### Data for this exercise:
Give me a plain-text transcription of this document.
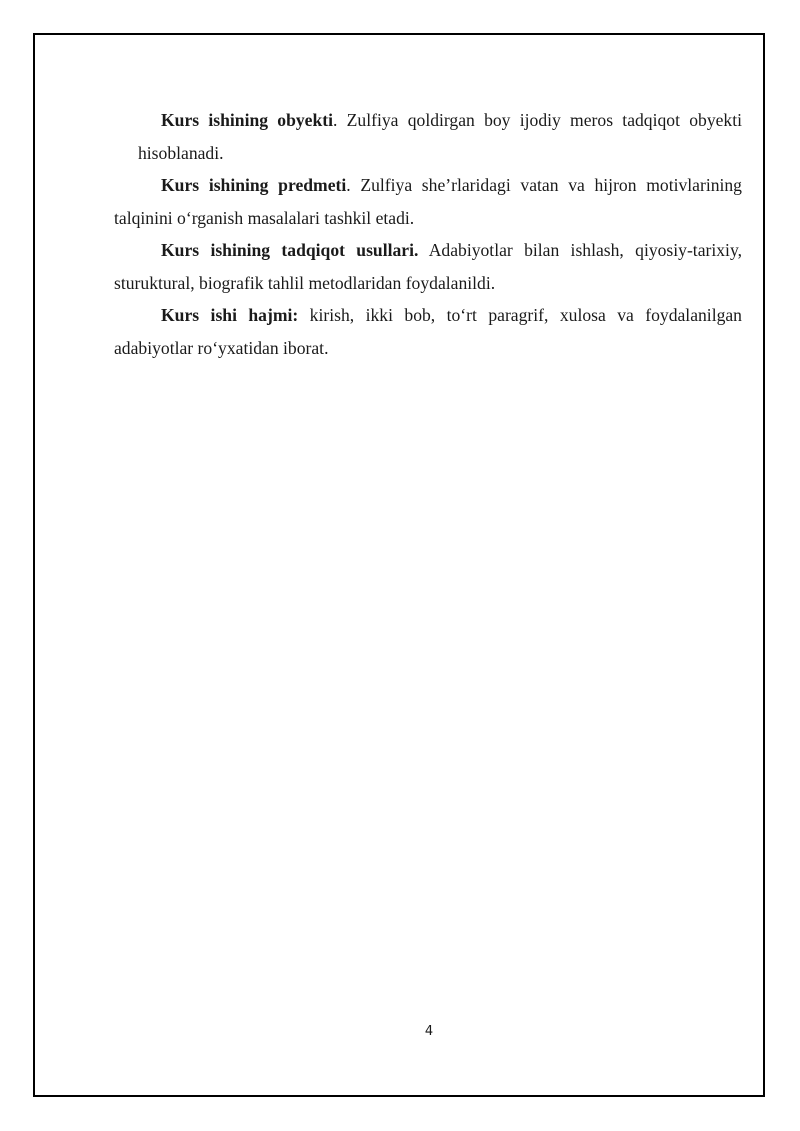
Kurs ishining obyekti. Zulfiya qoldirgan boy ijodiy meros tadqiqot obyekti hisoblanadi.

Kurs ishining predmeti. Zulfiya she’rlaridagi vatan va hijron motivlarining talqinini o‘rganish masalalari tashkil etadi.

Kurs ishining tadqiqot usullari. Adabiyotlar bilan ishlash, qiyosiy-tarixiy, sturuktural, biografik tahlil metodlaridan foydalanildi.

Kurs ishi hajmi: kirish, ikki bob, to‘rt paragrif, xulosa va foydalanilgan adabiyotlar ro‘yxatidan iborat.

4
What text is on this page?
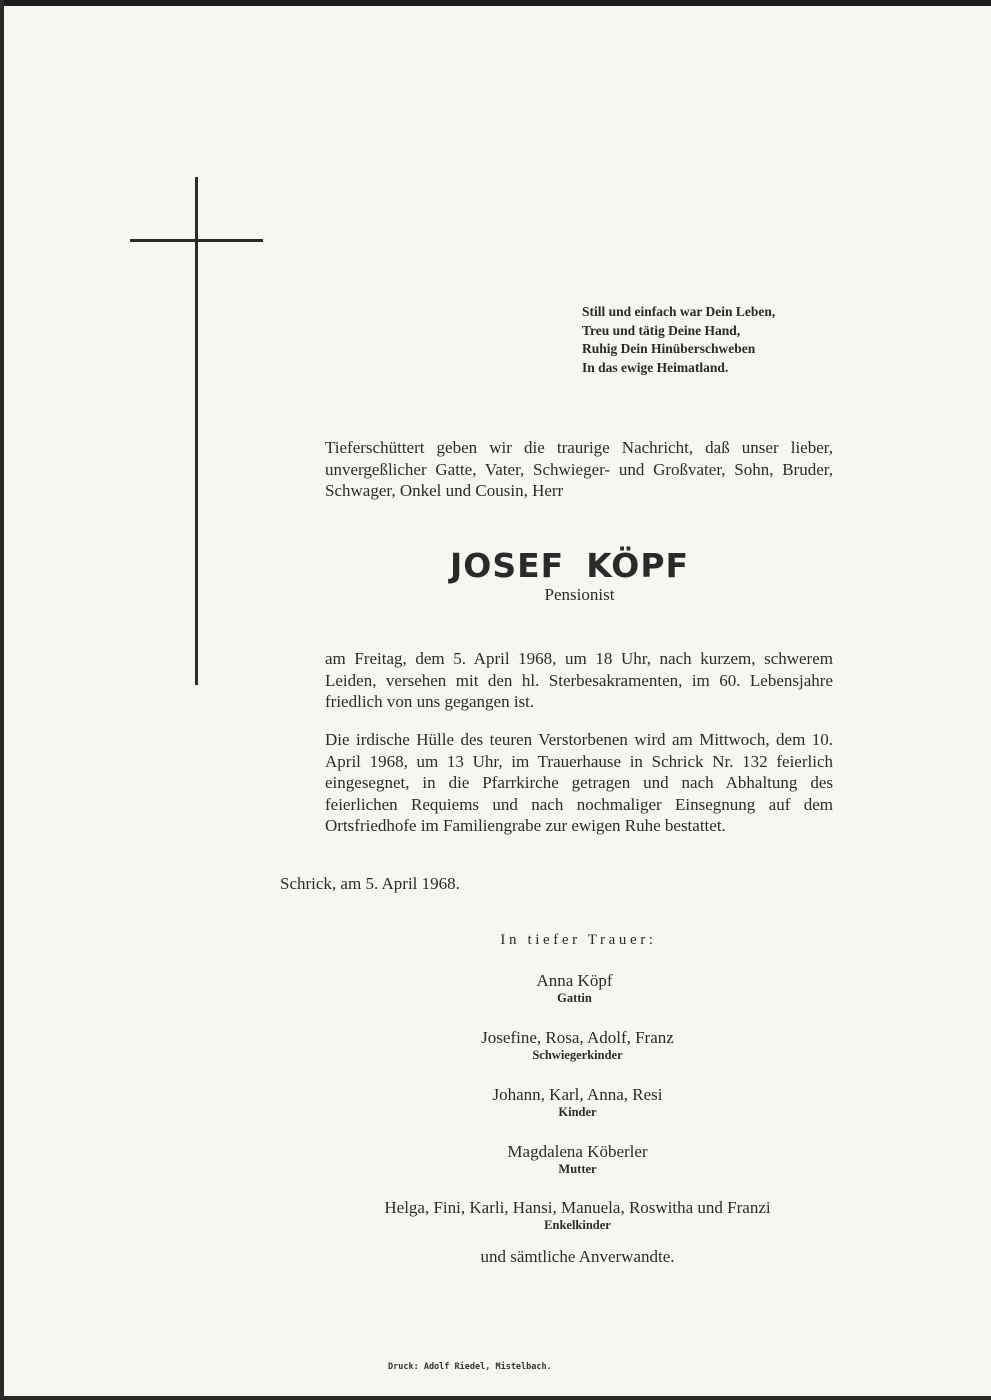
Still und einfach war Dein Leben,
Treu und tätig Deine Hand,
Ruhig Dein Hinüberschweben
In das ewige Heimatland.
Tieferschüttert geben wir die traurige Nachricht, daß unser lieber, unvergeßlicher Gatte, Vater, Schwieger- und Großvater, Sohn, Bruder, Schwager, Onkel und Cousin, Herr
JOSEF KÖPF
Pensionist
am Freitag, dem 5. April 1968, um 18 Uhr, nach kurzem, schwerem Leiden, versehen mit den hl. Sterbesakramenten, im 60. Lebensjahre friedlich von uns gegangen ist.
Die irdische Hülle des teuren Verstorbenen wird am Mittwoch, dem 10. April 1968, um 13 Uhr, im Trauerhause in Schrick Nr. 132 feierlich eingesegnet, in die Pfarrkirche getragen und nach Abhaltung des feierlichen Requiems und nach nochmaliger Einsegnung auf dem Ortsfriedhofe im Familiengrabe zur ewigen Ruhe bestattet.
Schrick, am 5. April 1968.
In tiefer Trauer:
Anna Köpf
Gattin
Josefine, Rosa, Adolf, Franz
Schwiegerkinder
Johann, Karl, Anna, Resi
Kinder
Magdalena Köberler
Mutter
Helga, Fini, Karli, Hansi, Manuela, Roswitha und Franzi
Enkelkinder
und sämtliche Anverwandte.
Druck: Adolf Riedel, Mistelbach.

### Task to complete:
Transcribe every entry word for word, but skip the pictures.

### Output for this task:
Give me a plain-text transcription of this document.
Kurs ishining obyekti. Zulfiya qoldirgan boy ijodiy meros tadqiqot obyekti hisoblanadi.

Kurs ishining predmeti. Zulfiya she’rlaridagi vatan va hijron motivlarining talqinini o‘rganish masalalari tashkil etadi.

Kurs ishining tadqiqot usullari. Adabiyotlar bilan ishlash, qiyosiy-tarixiy, sturuktural, biografik tahlil metodlaridan foydalanildi.

Kurs ishi hajmi: kirish, ikki bob, to‘rt paragrif, xulosa va foydalanilgan adabiyotlar ro‘yxatidan iborat.

4
What text is on this page?
Still und einfach war Dein Leben,
Treu und tätig Deine Hand,
Ruhig Dein Hinüberschweben
In das ewige Heimatland.
Tieferschüttert geben wir die traurige Nachricht, daß unser lieber, unvergeßlicher Gatte, Vater, Schwieger- und Großvater, Sohn, Bruder, Schwager, Onkel und Cousin, Herr
JOSEF KÖPF
Pensionist
am Freitag, dem 5. April 1968, um 18 Uhr, nach kurzem, schwerem Leiden, versehen mit den hl. Sterbesakramenten, im 60. Lebensjahre friedlich von uns gegangen ist.
Die irdische Hülle des teuren Verstorbenen wird am Mittwoch, dem 10. April 1968, um 13 Uhr, im Trauerhause in Schrick Nr. 132 feierlich eingesegnet, in die Pfarrkirche getragen und nach Abhaltung des feierlichen Requiems und nach nochmaliger Einsegnung auf dem Ortsfriedhofe im Familiengrabe zur ewigen Ruhe bestattet.
Schrick, am 5. April 1968.
In tiefer Trauer:
Anna Köpf
Gattin
Josefine, Rosa, Adolf, Franz
Schwiegerkinder
Johann, Karl, Anna, Resi
Kinder
Magdalena Köberler
Mutter
Helga, Fini, Karli, Hansi, Manuela, Roswitha und Franzi
Enkelkinder
und sämtliche Anverwandte.
Druck: Adolf Riedel, Mistelbach.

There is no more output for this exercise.